* [Problem statement]
Locate the lines of the listing below that hold "сельскохозяйственных", then copy each of them.

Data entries
>> BEGIN

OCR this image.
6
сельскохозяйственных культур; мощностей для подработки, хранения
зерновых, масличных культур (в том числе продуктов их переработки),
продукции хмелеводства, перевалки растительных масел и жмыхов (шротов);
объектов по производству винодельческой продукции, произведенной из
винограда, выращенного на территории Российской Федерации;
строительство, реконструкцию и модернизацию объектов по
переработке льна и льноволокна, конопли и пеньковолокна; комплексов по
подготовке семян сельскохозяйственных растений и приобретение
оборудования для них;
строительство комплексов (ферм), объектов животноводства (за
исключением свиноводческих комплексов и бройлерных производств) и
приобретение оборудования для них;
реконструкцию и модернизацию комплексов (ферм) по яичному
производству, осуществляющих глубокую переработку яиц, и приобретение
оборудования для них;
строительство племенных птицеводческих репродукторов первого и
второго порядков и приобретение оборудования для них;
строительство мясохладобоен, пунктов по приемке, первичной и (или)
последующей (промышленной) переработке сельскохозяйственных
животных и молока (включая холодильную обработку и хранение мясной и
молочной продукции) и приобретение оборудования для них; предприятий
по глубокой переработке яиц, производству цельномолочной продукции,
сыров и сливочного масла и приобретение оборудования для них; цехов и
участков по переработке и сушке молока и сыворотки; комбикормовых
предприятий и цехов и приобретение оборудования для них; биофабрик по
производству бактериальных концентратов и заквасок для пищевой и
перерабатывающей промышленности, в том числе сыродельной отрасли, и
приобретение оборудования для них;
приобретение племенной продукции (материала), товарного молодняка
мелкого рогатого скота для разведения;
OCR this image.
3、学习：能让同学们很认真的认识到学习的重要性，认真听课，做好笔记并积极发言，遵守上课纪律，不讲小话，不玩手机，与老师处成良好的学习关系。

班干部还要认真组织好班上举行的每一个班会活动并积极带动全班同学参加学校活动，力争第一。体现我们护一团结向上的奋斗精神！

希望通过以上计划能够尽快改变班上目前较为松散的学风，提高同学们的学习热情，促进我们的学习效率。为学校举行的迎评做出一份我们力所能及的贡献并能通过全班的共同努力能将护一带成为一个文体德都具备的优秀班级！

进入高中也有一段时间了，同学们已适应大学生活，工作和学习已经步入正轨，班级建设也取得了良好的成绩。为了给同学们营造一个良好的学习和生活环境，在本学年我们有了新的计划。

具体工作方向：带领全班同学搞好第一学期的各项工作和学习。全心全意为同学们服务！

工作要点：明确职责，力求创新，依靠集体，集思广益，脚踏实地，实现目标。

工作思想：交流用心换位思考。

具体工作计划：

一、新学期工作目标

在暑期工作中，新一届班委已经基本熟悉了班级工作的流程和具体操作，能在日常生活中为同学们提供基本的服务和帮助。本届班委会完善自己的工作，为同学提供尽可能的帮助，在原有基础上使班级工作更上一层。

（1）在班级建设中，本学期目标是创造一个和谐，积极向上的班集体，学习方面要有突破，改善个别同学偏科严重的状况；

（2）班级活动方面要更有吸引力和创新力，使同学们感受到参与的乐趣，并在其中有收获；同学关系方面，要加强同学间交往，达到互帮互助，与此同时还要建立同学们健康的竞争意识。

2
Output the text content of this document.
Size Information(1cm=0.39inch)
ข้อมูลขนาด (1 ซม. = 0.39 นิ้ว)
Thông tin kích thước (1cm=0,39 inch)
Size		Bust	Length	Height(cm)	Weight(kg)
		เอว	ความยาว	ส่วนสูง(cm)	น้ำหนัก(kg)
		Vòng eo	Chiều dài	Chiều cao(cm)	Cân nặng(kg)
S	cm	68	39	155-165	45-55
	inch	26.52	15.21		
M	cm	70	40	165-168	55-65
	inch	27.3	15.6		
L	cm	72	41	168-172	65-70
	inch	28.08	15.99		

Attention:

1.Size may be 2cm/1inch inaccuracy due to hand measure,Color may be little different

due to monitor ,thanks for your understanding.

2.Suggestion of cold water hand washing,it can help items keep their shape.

>> END

* [Task answer]
сельскохозяйственных культур; мощностей для подработки, хранения
подготовке семян сельскохозяйственных растений и приобретение
последующей (промышленной) переработке сельскохозяйственных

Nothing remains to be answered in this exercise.